The request
Output an exact reproduction of the data.

start Provided information

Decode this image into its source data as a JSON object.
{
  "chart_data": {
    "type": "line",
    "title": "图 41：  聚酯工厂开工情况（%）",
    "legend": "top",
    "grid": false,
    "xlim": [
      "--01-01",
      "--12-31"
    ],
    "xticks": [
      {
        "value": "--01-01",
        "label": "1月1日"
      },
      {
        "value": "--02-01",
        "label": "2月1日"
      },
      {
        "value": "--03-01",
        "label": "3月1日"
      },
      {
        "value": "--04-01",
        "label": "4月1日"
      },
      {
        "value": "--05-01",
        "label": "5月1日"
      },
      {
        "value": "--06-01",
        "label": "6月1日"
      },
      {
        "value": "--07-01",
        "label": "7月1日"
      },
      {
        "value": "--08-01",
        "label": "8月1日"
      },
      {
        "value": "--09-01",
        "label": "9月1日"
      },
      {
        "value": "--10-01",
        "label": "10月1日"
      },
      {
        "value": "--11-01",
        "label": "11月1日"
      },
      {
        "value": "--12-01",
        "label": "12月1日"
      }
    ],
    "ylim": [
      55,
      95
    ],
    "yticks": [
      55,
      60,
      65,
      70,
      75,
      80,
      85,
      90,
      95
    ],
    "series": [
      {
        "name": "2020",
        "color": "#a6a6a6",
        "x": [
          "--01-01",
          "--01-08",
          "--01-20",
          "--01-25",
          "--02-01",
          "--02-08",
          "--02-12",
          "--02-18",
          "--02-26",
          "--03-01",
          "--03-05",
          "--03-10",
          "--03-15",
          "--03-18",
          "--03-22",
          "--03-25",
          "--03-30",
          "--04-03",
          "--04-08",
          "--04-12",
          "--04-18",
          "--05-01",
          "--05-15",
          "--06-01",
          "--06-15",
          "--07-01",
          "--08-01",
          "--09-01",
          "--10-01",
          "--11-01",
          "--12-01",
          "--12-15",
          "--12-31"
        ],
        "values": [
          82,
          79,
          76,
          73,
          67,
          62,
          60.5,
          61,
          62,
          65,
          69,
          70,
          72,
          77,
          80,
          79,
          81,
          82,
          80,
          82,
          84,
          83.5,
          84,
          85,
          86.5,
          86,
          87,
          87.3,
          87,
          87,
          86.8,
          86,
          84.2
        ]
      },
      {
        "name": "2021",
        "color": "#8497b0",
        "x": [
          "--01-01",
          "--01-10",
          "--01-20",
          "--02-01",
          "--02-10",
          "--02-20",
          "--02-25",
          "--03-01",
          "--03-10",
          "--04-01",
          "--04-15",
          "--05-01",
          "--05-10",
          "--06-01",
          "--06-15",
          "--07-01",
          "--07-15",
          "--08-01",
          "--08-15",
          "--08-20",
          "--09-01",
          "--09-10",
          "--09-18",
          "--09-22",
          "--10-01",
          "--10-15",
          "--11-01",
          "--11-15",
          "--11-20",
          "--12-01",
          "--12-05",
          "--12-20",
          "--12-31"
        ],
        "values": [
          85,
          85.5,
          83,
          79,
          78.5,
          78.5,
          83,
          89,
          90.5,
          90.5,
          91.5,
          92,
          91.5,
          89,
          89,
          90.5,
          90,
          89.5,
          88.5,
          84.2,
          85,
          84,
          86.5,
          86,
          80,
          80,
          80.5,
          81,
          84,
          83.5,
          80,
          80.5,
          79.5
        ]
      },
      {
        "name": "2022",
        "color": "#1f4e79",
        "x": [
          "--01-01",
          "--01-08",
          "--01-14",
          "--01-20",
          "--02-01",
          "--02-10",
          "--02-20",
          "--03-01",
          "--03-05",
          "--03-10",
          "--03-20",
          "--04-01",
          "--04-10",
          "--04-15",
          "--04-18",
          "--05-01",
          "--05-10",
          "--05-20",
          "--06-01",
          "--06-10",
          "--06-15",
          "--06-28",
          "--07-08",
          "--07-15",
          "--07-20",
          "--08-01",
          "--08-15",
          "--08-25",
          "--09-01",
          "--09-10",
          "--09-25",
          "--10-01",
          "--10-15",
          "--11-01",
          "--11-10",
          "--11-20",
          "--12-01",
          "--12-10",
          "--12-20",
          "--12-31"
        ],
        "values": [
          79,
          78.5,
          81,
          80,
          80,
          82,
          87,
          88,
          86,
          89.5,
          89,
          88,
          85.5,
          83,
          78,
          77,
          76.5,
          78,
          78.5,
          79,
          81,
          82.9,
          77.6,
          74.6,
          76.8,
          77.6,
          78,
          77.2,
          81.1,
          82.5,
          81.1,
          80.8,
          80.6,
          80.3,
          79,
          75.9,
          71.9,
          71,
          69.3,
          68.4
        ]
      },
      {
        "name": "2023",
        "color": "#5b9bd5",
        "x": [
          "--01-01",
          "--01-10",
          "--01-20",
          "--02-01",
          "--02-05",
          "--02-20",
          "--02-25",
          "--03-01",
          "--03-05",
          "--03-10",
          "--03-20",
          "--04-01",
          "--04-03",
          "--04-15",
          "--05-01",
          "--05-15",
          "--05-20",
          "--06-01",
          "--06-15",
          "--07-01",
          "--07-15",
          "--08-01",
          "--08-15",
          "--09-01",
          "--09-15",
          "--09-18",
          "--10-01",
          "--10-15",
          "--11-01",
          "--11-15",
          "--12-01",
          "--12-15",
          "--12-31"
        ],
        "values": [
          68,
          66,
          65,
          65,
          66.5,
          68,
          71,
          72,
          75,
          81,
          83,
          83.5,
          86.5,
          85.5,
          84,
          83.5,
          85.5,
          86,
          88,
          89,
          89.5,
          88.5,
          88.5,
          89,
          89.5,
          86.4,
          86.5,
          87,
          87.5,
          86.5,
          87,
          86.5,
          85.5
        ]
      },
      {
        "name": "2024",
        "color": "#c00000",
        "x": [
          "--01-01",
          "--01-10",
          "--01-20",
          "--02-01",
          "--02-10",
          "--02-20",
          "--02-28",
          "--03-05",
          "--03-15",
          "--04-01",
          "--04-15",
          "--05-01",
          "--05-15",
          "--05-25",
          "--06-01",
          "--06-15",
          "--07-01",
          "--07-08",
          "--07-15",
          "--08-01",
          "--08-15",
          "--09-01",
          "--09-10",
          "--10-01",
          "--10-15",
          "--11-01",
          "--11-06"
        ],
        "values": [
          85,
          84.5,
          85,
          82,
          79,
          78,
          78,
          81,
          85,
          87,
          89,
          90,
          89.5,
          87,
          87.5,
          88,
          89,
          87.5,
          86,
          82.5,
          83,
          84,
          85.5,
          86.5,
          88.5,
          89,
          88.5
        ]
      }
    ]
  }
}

end Provided information

Written response
Decode this image into its source data as a JSON object.
{
  "chart_data": {
    "type": "line",
    "title": "图 41：  聚酯工厂开工情况（%）",
    "legend": "top",
    "grid": false,
    "xlim": [
      "--01-01",
      "--12-31"
    ],
    "xticks": [
      {
        "value": "--01-01",
        "label": "1月1日"
      },
      {
        "value": "--02-01",
        "label": "2月1日"
      },
      {
        "value": "--03-01",
        "label": "3月1日"
      },
      {
        "value": "--04-01",
        "label": "4月1日"
      },
      {
        "value": "--05-01",
        "label": "5月1日"
      },
      {
        "value": "--06-01",
        "label": "6月1日"
      },
      {
        "value": "--07-01",
        "label": "7月1日"
      },
      {
        "value": "--08-01",
        "label": "8月1日"
      },
      {
        "value": "--09-01",
        "label": "9月1日"
      },
      {
        "value": "--10-01",
        "label": "10月1日"
      },
      {
        "value": "--11-01",
        "label": "11月1日"
      },
      {
        "value": "--12-01",
        "label": "12月1日"
      }
    ],
    "ylim": [
      55,
      95
    ],
    "yticks": [
      55,
      60,
      65,
      70,
      75,
      80,
      85,
      90,
      95
    ],
    "series": [
      {
        "name": "2020",
        "color": "#a6a6a6",
        "x": [
          "--01-01",
          "--01-08",
          "--01-20",
          "--01-25",
          "--02-01",
          "--02-08",
          "--02-12",
          "--02-18",
          "--02-26",
          "--03-01",
          "--03-05",
          "--03-10",
          "--03-15",
          "--03-18",
          "--03-22",
          "--03-25",
          "--03-30",
          "--04-03",
          "--04-08",
          "--04-12",
          "--04-18",
          "--05-01",
          "--05-15",
          "--06-01",
          "--06-15",
          "--07-01",
          "--08-01",
          "--09-01",
          "--10-01",
          "--11-01",
          "--12-01",
          "--12-15",
          "--12-31"
        ],
        "values": [
          82,
          79,
          76,
          73,
          67,
          62,
          60.5,
          61,
          62,
          65,
          69,
          70,
          72,
          77,
          80,
          79,
          81,
          82,
          80,
          82,
          84,
          83.5,
          84,
          85,
          86.5,
          86,
          87,
          87.3,
          87,
          87,
          86.8,
          86,
          84.2
        ]
      },
      {
        "name": "2021",
        "color": "#8497b0",
        "x": [
          "--01-01",
          "--01-10",
          "--01-20",
          "--02-01",
          "--02-10",
          "--02-20",
          "--02-25",
          "--03-01",
          "--03-10",
          "--04-01",
          "--04-15",
          "--05-01",
          "--05-10",
          "--06-01",
          "--06-15",
          "--07-01",
          "--07-15",
          "--08-01",
          "--08-15",
          "--08-20",
          "--09-01",
          "--09-10",
          "--09-18",
          "--09-22",
          "--10-01",
          "--10-15",
          "--11-01",
          "--11-15",
          "--11-20",
          "--12-01",
          "--12-05",
          "--12-20",
          "--12-31"
        ],
        "values": [
          85,
          85.5,
          83,
          79,
          78.5,
          78.5,
          83,
          89,
          90.5,
          90.5,
          91.5,
          92,
          91.5,
          89,
          89,
          90.5,
          90,
          89.5,
          88.5,
          84.2,
          85,
          84,
          86.5,
          86,
          80,
          80,
          80.5,
          81,
          84,
          83.5,
          80,
          80.5,
          79.5
        ]
      },
      {
        "name": "2022",
        "color": "#1f4e79",
        "x": [
          "--01-01",
          "--01-08",
          "--01-14",
          "--01-20",
          "--02-01",
          "--02-10",
          "--02-20",
          "--03-01",
          "--03-05",
          "--03-10",
          "--03-20",
          "--04-01",
          "--04-10",
          "--04-15",
          "--04-18",
          "--05-01",
          "--05-10",
          "--05-20",
          "--06-01",
          "--06-10",
          "--06-15",
          "--06-28",
          "--07-08",
          "--07-15",
          "--07-20",
          "--08-01",
          "--08-15",
          "--08-25",
          "--09-01",
          "--09-10",
          "--09-25",
          "--10-01",
          "--10-15",
          "--11-01",
          "--11-10",
          "--11-20",
          "--12-01",
          "--12-10",
          "--12-20",
          "--12-31"
        ],
        "values": [
          79,
          78.5,
          81,
          80,
          80,
          82,
          87,
          88,
          86,
          89.5,
          89,
          88,
          85.5,
          83,
          78,
          77,
          76.5,
          78,
          78.5,
          79,
          81,
          82.9,
          77.6,
          74.6,
          76.8,
          77.6,
          78,
          77.2,
          81.1,
          82.5,
          81.1,
          80.8,
          80.6,
          80.3,
          79,
          75.9,
          71.9,
          71,
          69.3,
          68.4
        ]
      },
      {
        "name": "2023",
        "color": "#5b9bd5",
        "x": [
          "--01-01",
          "--01-10",
          "--01-20",
          "--02-01",
          "--02-05",
          "--02-20",
          "--02-25",
          "--03-01",
          "--03-05",
          "--03-10",
          "--03-20",
          "--04-01",
          "--04-03",
          "--04-15",
          "--05-01",
          "--05-15",
          "--05-20",
          "--06-01",
          "--06-15",
          "--07-01",
          "--07-15",
          "--08-01",
          "--08-15",
          "--09-01",
          "--09-15",
          "--09-18",
          "--10-01",
          "--10-15",
          "--11-01",
          "--11-15",
          "--12-01",
          "--12-15",
          "--12-31"
        ],
        "values": [
          68,
          66,
          65,
          65,
          66.5,
          68,
          71,
          72,
          75,
          81,
          83,
          83.5,
          86.5,
          85.5,
          84,
          83.5,
          85.5,
          86,
          88,
          89,
          89.5,
          88.5,
          88.5,
          89,
          89.5,
          86.4,
          86.5,
          87,
          87.5,
          86.5,
          87,
          86.5,
          85.5
        ]
      },
      {
        "name": "2024",
        "color": "#c00000",
        "x": [
          "--01-01",
          "--01-10",
          "--01-20",
          "--02-01",
          "--02-10",
          "--02-20",
          "--02-28",
          "--03-05",
          "--03-15",
          "--04-01",
          "--04-15",
          "--05-01",
          "--05-15",
          "--05-25",
          "--06-01",
          "--06-15",
          "--07-01",
          "--07-08",
          "--07-15",
          "--08-01",
          "--08-15",
          "--09-01",
          "--09-10",
          "--10-01",
          "--10-15",
          "--11-01",
          "--11-06"
        ],
        "values": [
          85,
          84.5,
          85,
          82,
          79,
          78,
          78,
          81,
          85,
          87,
          89,
          90,
          89.5,
          87,
          87.5,
          88,
          89,
          87.5,
          86,
          82.5,
          83,
          84,
          85.5,
          86.5,
          88.5,
          89,
          88.5
        ]
      }
    ]
  }
}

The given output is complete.